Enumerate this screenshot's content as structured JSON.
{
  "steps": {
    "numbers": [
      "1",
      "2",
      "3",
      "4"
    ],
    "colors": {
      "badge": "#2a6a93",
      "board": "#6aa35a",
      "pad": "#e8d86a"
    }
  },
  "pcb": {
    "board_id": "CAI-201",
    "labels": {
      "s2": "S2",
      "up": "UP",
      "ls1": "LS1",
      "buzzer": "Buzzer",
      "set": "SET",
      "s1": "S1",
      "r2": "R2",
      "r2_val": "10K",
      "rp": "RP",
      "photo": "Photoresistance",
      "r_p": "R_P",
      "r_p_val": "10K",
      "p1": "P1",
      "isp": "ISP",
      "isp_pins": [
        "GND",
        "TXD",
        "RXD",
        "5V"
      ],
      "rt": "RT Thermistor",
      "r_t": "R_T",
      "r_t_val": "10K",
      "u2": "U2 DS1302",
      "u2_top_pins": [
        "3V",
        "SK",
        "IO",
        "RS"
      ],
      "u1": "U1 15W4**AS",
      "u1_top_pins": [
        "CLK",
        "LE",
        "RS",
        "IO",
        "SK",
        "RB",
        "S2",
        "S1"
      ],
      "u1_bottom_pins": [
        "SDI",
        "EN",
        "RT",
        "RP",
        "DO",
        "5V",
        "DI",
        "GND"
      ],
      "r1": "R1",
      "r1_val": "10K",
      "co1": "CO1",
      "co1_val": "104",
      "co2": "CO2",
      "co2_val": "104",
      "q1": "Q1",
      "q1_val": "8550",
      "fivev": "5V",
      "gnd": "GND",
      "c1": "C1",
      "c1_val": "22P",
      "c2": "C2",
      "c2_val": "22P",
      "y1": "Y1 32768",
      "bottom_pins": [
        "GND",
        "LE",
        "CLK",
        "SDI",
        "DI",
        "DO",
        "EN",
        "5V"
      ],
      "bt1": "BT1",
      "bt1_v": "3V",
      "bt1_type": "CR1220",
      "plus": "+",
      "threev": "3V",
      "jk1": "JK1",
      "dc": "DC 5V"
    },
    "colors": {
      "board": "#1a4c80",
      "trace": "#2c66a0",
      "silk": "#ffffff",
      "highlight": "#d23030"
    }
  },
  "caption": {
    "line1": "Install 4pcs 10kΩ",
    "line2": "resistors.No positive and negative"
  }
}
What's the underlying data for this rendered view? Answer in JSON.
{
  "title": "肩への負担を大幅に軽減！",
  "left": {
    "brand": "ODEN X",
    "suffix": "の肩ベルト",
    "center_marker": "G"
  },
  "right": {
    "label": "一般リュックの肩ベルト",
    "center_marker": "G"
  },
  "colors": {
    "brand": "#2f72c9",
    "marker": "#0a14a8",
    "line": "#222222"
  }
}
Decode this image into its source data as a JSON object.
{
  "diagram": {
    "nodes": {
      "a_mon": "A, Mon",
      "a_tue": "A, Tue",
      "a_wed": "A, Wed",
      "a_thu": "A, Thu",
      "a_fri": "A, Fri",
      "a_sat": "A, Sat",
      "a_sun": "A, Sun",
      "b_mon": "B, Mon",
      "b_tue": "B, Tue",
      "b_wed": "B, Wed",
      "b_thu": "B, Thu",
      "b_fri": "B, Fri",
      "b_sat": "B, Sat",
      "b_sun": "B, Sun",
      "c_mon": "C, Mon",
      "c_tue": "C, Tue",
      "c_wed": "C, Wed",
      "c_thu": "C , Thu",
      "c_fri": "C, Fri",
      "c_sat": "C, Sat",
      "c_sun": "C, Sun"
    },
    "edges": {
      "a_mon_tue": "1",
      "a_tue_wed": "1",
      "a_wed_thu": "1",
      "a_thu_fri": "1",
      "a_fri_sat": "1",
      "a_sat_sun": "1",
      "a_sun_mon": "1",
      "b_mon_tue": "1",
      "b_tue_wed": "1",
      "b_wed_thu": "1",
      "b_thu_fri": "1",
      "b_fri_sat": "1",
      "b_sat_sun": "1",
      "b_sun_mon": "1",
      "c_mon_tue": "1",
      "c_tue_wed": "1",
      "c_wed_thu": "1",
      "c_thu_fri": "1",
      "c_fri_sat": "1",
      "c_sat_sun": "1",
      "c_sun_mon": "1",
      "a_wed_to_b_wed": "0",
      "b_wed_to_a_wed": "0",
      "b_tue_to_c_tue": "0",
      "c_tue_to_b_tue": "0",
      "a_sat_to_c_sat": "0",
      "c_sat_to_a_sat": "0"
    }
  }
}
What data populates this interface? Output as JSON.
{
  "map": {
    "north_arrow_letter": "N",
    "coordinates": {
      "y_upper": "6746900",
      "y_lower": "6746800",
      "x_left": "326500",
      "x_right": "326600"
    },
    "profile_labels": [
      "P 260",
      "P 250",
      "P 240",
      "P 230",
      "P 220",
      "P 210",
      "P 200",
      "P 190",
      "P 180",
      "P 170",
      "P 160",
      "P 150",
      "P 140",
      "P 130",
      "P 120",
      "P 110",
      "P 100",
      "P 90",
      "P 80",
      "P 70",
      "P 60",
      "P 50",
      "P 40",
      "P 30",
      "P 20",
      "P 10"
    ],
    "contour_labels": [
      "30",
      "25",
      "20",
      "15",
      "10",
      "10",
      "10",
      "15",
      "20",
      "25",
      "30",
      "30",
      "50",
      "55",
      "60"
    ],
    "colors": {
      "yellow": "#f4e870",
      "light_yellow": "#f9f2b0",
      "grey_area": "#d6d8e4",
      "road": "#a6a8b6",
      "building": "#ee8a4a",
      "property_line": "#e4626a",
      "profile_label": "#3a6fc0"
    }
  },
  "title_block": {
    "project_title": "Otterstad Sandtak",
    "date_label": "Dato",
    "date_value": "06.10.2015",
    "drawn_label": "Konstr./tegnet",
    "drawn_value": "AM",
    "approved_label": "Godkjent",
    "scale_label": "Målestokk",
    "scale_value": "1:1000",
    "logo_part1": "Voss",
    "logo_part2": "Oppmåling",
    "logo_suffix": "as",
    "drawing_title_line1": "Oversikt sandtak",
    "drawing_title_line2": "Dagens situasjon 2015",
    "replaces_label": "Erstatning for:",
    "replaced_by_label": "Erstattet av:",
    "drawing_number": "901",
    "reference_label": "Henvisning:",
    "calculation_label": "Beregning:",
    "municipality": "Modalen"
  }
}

- **DO THIS**
Could you reproduce every record above exactly as it appears?

- **RESPONSE BELOW**
Enumerate this screenshot's content as structured JSON.
{
  "steps": {
    "numbers": [
      "1",
      "2",
      "3",
      "4"
    ],
    "colors": {
      "badge": "#2a6a93",
      "board": "#6aa35a",
      "pad": "#e8d86a"
    }
  },
  "pcb": {
    "board_id": "CAI-201",
    "labels": {
      "s2": "S2",
      "up": "UP",
      "ls1": "LS1",
      "buzzer": "Buzzer",
      "set": "SET",
      "s1": "S1",
      "r2": "R2",
      "r2_val": "10K",
      "rp": "RP",
      "photo": "Photoresistance",
      "r_p": "R_P",
      "r_p_val": "10K",
      "p1": "P1",
      "isp": "ISP",
      "isp_pins": [
        "GND",
        "TXD",
        "RXD",
        "5V"
      ],
      "rt": "RT Thermistor",
      "r_t": "R_T",
      "r_t_val": "10K",
      "u2": "U2 DS1302",
      "u2_top_pins": [
        "3V",
        "SK",
        "IO",
        "RS"
      ],
      "u1": "U1 15W4**AS",
      "u1_top_pins": [
        "CLK",
        "LE",
        "RS",
        "IO",
        "SK",
        "RB",
        "S2",
        "S1"
      ],
      "u1_bottom_pins": [
        "SDI",
        "EN",
        "RT",
        "RP",
        "DO",
        "5V",
        "DI",
        "GND"
      ],
      "r1": "R1",
      "r1_val": "10K",
      "co1": "CO1",
      "co1_val": "104",
      "co2": "CO2",
      "co2_val": "104",
      "q1": "Q1",
      "q1_val": "8550",
      "fivev": "5V",
      "gnd": "GND",
      "c1": "C1",
      "c1_val": "22P",
      "c2": "C2",
      "c2_val": "22P",
      "y1": "Y1 32768",
      "bottom_pins": [
        "GND",
        "LE",
        "CLK",
        "SDI",
        "DI",
        "DO",
        "EN",
        "5V"
      ],
      "bt1": "BT1",
      "bt1_v": "3V",
      "bt1_type": "CR1220",
      "plus": "+",
      "threev": "3V",
      "jk1": "JK1",
      "dc": "DC 5V"
    },
    "colors": {
      "board": "#1a4c80",
      "trace": "#2c66a0",
      "silk": "#ffffff",
      "highlight": "#d23030"
    }
  },
  "caption": {
    "line1": "Install 4pcs 10kΩ",
    "line2": "resistors.No positive and negative"
  }
}
What's the underlying data for this rendered view? Answer in JSON.
{
  "title": "肩への負担を大幅に軽減！",
  "left": {
    "brand": "ODEN X",
    "suffix": "の肩ベルト",
    "center_marker": "G"
  },
  "right": {
    "label": "一般リュックの肩ベルト",
    "center_marker": "G"
  },
  "colors": {
    "brand": "#2f72c9",
    "marker": "#0a14a8",
    "line": "#222222"
  }
}
Decode this image into its source data as a JSON object.
{
  "diagram": {
    "nodes": {
      "a_mon": "A, Mon",
      "a_tue": "A, Tue",
      "a_wed": "A, Wed",
      "a_thu": "A, Thu",
      "a_fri": "A, Fri",
      "a_sat": "A, Sat",
      "a_sun": "A, Sun",
      "b_mon": "B, Mon",
      "b_tue": "B, Tue",
      "b_wed": "B, Wed",
      "b_thu": "B, Thu",
      "b_fri": "B, Fri",
      "b_sat": "B, Sat",
      "b_sun": "B, Sun",
      "c_mon": "C, Mon",
      "c_tue": "C, Tue",
      "c_wed": "C, Wed",
      "c_thu": "C , Thu",
      "c_fri": "C, Fri",
      "c_sat": "C, Sat",
      "c_sun": "C, Sun"
    },
    "edges": {
      "a_mon_tue": "1",
      "a_tue_wed": "1",
      "a_wed_thu": "1",
      "a_thu_fri": "1",
      "a_fri_sat": "1",
      "a_sat_sun": "1",
      "a_sun_mon": "1",
      "b_mon_tue": "1",
      "b_tue_wed": "1",
      "b_wed_thu": "1",
      "b_thu_fri": "1",
      "b_fri_sat": "1",
      "b_sat_sun": "1",
      "b_sun_mon": "1",
      "c_mon_tue": "1",
      "c_tue_wed": "1",
      "c_wed_thu": "1",
      "c_thu_fri": "1",
      "c_fri_sat": "1",
      "c_sat_sun": "1",
      "c_sun_mon": "1",
      "a_wed_to_b_wed": "0",
      "b_wed_to_a_wed": "0",
      "b_tue_to_c_tue": "0",
      "c_tue_to_b_tue": "0",
      "a_sat_to_c_sat": "0",
      "c_sat_to_a_sat": "0"
    }
  }
}
What data populates this interface? Output as JSON.
{
  "map": {
    "north_arrow_letter": "N",
    "coordinates": {
      "y_upper": "6746900",
      "y_lower": "6746800",
      "x_left": "326500",
      "x_right": "326600"
    },
    "profile_labels": [
      "P 260",
      "P 250",
      "P 240",
      "P 230",
      "P 220",
      "P 210",
      "P 200",
      "P 190",
      "P 180",
      "P 170",
      "P 160",
      "P 150",
      "P 140",
      "P 130",
      "P 120",
      "P 110",
      "P 100",
      "P 90",
      "P 80",
      "P 70",
      "P 60",
      "P 50",
      "P 40",
      "P 30",
      "P 20",
      "P 10"
    ],
    "contour_labels": [
      "30",
      "25",
      "20",
      "15",
      "10",
      "10",
      "10",
      "15",
      "20",
      "25",
      "30",
      "30",
      "50",
      "55",
      "60"
    ],
    "colors": {
      "yellow": "#f4e870",
      "light_yellow": "#f9f2b0",
      "grey_area": "#d6d8e4",
      "road": "#a6a8b6",
      "building": "#ee8a4a",
      "property_line": "#e4626a",
      "profile_label": "#3a6fc0"
    }
  },
  "title_block": {
    "project_title": "Otterstad Sandtak",
    "date_label": "Dato",
    "date_value": "06.10.2015",
    "drawn_label": "Konstr./tegnet",
    "drawn_value": "AM",
    "approved_label": "Godkjent",
    "scale_label": "Målestokk",
    "scale_value": "1:1000",
    "logo_part1": "Voss",
    "logo_part2": "Oppmåling",
    "logo_suffix": "as",
    "drawing_title_line1": "Oversikt sandtak",
    "drawing_title_line2": "Dagens situasjon 2015",
    "replaces_label": "Erstatning for:",
    "replaced_by_label": "Erstattet av:",
    "drawing_number": "901",
    "reference_label": "Henvisning:",
    "calculation_label": "Beregning:",
    "municipality": "Modalen"
  }
}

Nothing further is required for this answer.